▶ [Exercise objective]
Your task is to print the material below exactly as presented.

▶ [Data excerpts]

--------------------------------

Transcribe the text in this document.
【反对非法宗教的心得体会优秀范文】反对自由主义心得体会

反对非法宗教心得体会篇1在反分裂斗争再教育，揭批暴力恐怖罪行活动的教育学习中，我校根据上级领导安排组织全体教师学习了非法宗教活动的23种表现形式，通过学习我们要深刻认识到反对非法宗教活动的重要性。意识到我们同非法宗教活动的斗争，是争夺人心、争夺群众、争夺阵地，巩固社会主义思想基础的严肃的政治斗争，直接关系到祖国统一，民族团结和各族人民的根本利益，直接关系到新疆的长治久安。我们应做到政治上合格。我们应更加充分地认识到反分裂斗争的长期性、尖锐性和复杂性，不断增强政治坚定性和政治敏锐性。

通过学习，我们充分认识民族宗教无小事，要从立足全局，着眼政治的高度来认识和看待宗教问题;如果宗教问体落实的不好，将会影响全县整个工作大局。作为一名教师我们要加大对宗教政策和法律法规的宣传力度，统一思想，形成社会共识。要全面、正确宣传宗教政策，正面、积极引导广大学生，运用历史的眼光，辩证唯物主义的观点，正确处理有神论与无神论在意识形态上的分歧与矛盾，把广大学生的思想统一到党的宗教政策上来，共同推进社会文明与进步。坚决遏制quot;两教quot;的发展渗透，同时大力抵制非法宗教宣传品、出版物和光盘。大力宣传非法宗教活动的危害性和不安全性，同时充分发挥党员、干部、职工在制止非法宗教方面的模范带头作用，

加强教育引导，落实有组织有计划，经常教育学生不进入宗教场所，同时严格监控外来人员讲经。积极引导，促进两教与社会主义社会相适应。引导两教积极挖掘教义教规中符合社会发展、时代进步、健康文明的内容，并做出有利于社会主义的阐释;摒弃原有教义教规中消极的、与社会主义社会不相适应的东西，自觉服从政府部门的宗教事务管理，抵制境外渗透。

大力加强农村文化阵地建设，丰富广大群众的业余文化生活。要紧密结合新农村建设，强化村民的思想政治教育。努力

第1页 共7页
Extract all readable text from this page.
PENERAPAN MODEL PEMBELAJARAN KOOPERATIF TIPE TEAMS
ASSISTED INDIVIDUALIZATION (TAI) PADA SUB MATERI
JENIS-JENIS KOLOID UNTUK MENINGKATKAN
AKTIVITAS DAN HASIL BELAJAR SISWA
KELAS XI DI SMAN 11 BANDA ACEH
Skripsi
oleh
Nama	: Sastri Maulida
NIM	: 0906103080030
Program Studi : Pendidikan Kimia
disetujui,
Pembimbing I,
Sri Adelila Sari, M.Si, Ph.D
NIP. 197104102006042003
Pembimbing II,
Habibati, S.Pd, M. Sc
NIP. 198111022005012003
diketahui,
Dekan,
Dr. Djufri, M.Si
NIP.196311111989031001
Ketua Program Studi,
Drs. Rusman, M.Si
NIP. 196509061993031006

--------------------------------

▶ [Task solution]
Transcribe the text in this document.
【反对非法宗教的心得体会优秀范文】反对自由主义心得体会

反对非法宗教心得体会篇1在反分裂斗争再教育，揭批暴力恐怖罪行活动的教育学习中，我校根据上级领导安排组织全体教师学习了非法宗教活动的23种表现形式，通过学习我们要深刻认识到反对非法宗教活动的重要性。意识到我们同非法宗教活动的斗争，是争夺人心、争夺群众、争夺阵地，巩固社会主义思想基础的严肃的政治斗争，直接关系到祖国统一，民族团结和各族人民的根本利益，直接关系到新疆的长治久安。我们应做到政治上合格。我们应更加充分地认识到反分裂斗争的长期性、尖锐性和复杂性，不断增强政治坚定性和政治敏锐性。

通过学习，我们充分认识民族宗教无小事，要从立足全局，着眼政治的高度来认识和看待宗教问题;如果宗教问体落实的不好，将会影响全县整个工作大局。作为一名教师我们要加大对宗教政策和法律法规的宣传力度，统一思想，形成社会共识。要全面、正确宣传宗教政策，正面、积极引导广大学生，运用历史的眼光，辩证唯物主义的观点，正确处理有神论与无神论在意识形态上的分歧与矛盾，把广大学生的思想统一到党的宗教政策上来，共同推进社会文明与进步。坚决遏制quot;两教quot;的发展渗透，同时大力抵制非法宗教宣传品、出版物和光盘。大力宣传非法宗教活动的危害性和不安全性，同时充分发挥党员、干部、职工在制止非法宗教方面的模范带头作用，

加强教育引导，落实有组织有计划，经常教育学生不进入宗教场所，同时严格监控外来人员讲经。积极引导，促进两教与社会主义社会相适应。引导两教积极挖掘教义教规中符合社会发展、时代进步、健康文明的内容，并做出有利于社会主义的阐释;摒弃原有教义教规中消极的、与社会主义社会不相适应的东西，自觉服从政府部门的宗教事务管理，抵制境外渗透。

大力加强农村文化阵地建设，丰富广大群众的业余文化生活。要紧密结合新农村建设，强化村民的思想政治教育。努力

第1页 共7页
Extract all readable text from this page.
PENERAPAN MODEL PEMBELAJARAN KOOPERATIF TIPE TEAMS
ASSISTED INDIVIDUALIZATION (TAI) PADA SUB MATERI
JENIS-JENIS KOLOID UNTUK MENINGKATKAN
AKTIVITAS DAN HASIL BELAJAR SISWA
KELAS XI DI SMAN 11 BANDA ACEH
Skripsi
oleh
Nama	: Sastri Maulida
NIM	: 0906103080030
Program Studi : Pendidikan Kimia
disetujui,
Pembimbing I,
Sri Adelila Sari, M.Si, Ph.D
NIP. 197104102006042003
Pembimbing II,
Habibati, S.Pd, M. Sc
NIP. 198111022005012003
diketahui,
Dekan,
Dr. Djufri, M.Si
NIP.196311111989031001
Ketua Program Studi,
Drs. Rusman, M.Si
NIP. 196509061993031006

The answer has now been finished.